EXERCISE: Print all the data, keeping every line exactly as it is.

RECORDS PROVIDED:

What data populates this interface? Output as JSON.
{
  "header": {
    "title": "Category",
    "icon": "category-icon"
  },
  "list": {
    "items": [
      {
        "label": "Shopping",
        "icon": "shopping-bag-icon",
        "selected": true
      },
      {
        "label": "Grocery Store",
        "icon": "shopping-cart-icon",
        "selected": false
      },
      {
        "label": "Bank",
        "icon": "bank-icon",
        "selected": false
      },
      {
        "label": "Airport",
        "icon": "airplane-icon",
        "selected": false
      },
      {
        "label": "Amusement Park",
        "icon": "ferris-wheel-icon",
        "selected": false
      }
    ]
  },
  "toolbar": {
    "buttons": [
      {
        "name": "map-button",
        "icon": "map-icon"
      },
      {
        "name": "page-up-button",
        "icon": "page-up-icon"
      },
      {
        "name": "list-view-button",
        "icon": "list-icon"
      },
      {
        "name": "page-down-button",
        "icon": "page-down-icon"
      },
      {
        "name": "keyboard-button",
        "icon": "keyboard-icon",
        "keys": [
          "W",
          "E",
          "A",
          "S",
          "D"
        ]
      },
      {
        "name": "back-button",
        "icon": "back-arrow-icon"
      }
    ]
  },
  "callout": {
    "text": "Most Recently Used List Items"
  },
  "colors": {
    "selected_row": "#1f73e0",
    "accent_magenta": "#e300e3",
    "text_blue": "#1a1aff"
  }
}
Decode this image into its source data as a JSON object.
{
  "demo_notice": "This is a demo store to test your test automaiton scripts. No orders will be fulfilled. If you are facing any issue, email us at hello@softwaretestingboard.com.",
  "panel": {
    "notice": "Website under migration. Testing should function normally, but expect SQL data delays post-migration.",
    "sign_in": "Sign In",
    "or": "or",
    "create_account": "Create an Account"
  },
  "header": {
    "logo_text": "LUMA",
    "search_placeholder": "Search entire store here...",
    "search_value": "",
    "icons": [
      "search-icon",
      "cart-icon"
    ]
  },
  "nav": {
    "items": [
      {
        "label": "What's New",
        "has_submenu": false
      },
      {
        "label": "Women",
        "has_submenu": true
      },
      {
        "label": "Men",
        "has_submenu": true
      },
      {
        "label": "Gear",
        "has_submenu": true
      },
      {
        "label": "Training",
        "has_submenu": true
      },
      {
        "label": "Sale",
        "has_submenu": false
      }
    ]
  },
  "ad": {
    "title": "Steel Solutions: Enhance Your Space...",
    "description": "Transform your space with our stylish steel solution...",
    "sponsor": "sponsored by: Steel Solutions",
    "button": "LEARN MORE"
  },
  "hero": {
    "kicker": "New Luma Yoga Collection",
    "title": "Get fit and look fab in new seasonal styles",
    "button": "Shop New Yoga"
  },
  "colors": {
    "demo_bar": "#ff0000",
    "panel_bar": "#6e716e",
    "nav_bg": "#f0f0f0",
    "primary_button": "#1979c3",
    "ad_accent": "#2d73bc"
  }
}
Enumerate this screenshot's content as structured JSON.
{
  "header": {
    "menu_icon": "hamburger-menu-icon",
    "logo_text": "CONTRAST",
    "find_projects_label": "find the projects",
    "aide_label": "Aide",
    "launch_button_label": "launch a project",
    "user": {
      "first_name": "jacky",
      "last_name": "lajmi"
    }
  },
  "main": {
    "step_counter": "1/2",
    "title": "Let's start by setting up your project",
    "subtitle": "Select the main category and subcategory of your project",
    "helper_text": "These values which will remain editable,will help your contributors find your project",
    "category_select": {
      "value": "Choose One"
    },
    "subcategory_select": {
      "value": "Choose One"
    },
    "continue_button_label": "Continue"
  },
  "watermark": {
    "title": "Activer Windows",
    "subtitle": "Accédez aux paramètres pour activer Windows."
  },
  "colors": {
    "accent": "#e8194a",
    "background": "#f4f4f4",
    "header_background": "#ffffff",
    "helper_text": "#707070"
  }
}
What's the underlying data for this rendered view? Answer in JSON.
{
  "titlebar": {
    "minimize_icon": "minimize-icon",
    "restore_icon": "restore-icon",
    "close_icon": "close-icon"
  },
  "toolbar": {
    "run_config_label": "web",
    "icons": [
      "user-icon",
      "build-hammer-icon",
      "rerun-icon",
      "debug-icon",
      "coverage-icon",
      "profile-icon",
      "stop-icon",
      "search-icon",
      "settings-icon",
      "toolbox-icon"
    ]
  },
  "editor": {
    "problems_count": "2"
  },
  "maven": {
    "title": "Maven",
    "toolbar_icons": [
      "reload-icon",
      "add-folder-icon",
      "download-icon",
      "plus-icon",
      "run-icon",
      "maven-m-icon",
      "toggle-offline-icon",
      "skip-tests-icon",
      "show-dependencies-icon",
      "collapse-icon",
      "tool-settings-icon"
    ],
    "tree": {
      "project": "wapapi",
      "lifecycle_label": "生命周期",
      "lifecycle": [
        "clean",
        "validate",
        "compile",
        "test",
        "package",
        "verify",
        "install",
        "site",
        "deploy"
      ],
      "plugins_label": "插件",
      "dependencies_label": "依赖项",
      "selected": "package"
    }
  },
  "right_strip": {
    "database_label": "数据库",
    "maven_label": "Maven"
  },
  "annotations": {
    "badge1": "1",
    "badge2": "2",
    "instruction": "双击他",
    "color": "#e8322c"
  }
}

COMPLETED EXERCISE:
What data populates this interface? Output as JSON.
{
  "header": {
    "title": "Category",
    "icon": "category-icon"
  },
  "list": {
    "items": [
      {
        "label": "Shopping",
        "icon": "shopping-bag-icon",
        "selected": true
      },
      {
        "label": "Grocery Store",
        "icon": "shopping-cart-icon",
        "selected": false
      },
      {
        "label": "Bank",
        "icon": "bank-icon",
        "selected": false
      },
      {
        "label": "Airport",
        "icon": "airplane-icon",
        "selected": false
      },
      {
        "label": "Amusement Park",
        "icon": "ferris-wheel-icon",
        "selected": false
      }
    ]
  },
  "toolbar": {
    "buttons": [
      {
        "name": "map-button",
        "icon": "map-icon"
      },
      {
        "name": "page-up-button",
        "icon": "page-up-icon"
      },
      {
        "name": "list-view-button",
        "icon": "list-icon"
      },
      {
        "name": "page-down-button",
        "icon": "page-down-icon"
      },
      {
        "name": "keyboard-button",
        "icon": "keyboard-icon",
        "keys": [
          "W",
          "E",
          "A",
          "S",
          "D"
        ]
      },
      {
        "name": "back-button",
        "icon": "back-arrow-icon"
      }
    ]
  },
  "callout": {
    "text": "Most Recently Used List Items"
  },
  "colors": {
    "selected_row": "#1f73e0",
    "accent_magenta": "#e300e3",
    "text_blue": "#1a1aff"
  }
}
Decode this image into its source data as a JSON object.
{
  "demo_notice": "This is a demo store to test your test automaiton scripts. No orders will be fulfilled. If you are facing any issue, email us at hello@softwaretestingboard.com.",
  "panel": {
    "notice": "Website under migration. Testing should function normally, but expect SQL data delays post-migration.",
    "sign_in": "Sign In",
    "or": "or",
    "create_account": "Create an Account"
  },
  "header": {
    "logo_text": "LUMA",
    "search_placeholder": "Search entire store here...",
    "search_value": "",
    "icons": [
      "search-icon",
      "cart-icon"
    ]
  },
  "nav": {
    "items": [
      {
        "label": "What's New",
        "has_submenu": false
      },
      {
        "label": "Women",
        "has_submenu": true
      },
      {
        "label": "Men",
        "has_submenu": true
      },
      {
        "label": "Gear",
        "has_submenu": true
      },
      {
        "label": "Training",
        "has_submenu": true
      },
      {
        "label": "Sale",
        "has_submenu": false
      }
    ]
  },
  "ad": {
    "title": "Steel Solutions: Enhance Your Space...",
    "description": "Transform your space with our stylish steel solution...",
    "sponsor": "sponsored by: Steel Solutions",
    "button": "LEARN MORE"
  },
  "hero": {
    "kicker": "New Luma Yoga Collection",
    "title": "Get fit and look fab in new seasonal styles",
    "button": "Shop New Yoga"
  },
  "colors": {
    "demo_bar": "#ff0000",
    "panel_bar": "#6e716e",
    "nav_bg": "#f0f0f0",
    "primary_button": "#1979c3",
    "ad_accent": "#2d73bc"
  }
}
Enumerate this screenshot's content as structured JSON.
{
  "header": {
    "menu_icon": "hamburger-menu-icon",
    "logo_text": "CONTRAST",
    "find_projects_label": "find the projects",
    "aide_label": "Aide",
    "launch_button_label": "launch a project",
    "user": {
      "first_name": "jacky",
      "last_name": "lajmi"
    }
  },
  "main": {
    "step_counter": "1/2",
    "title": "Let's start by setting up your project",
    "subtitle": "Select the main category and subcategory of your project",
    "helper_text": "These values which will remain editable,will help your contributors find your project",
    "category_select": {
      "value": "Choose One"
    },
    "subcategory_select": {
      "value": "Choose One"
    },
    "continue_button_label": "Continue"
  },
  "watermark": {
    "title": "Activer Windows",
    "subtitle": "Accédez aux paramètres pour activer Windows."
  },
  "colors": {
    "accent": "#e8194a",
    "background": "#f4f4f4",
    "header_background": "#ffffff",
    "helper_text": "#707070"
  }
}
What's the underlying data for this rendered view? Answer in JSON.
{
  "titlebar": {
    "minimize_icon": "minimize-icon",
    "restore_icon": "restore-icon",
    "close_icon": "close-icon"
  },
  "toolbar": {
    "run_config_label": "web",
    "icons": [
      "user-icon",
      "build-hammer-icon",
      "rerun-icon",
      "debug-icon",
      "coverage-icon",
      "profile-icon",
      "stop-icon",
      "search-icon",
      "settings-icon",
      "toolbox-icon"
    ]
  },
  "editor": {
    "problems_count": "2"
  },
  "maven": {
    "title": "Maven",
    "toolbar_icons": [
      "reload-icon",
      "add-folder-icon",
      "download-icon",
      "plus-icon",
      "run-icon",
      "maven-m-icon",
      "toggle-offline-icon",
      "skip-tests-icon",
      "show-dependencies-icon",
      "collapse-icon",
      "tool-settings-icon"
    ],
    "tree": {
      "project": "wapapi",
      "lifecycle_label": "生命周期",
      "lifecycle": [
        "clean",
        "validate",
        "compile",
        "test",
        "package",
        "verify",
        "install",
        "site",
        "deploy"
      ],
      "plugins_label": "插件",
      "dependencies_label": "依赖项",
      "selected": "package"
    }
  },
  "right_strip": {
    "database_label": "数据库",
    "maven_label": "Maven"
  },
  "annotations": {
    "badge1": "1",
    "badge2": "2",
    "instruction": "双击他",
    "color": "#e8322c"
  }
}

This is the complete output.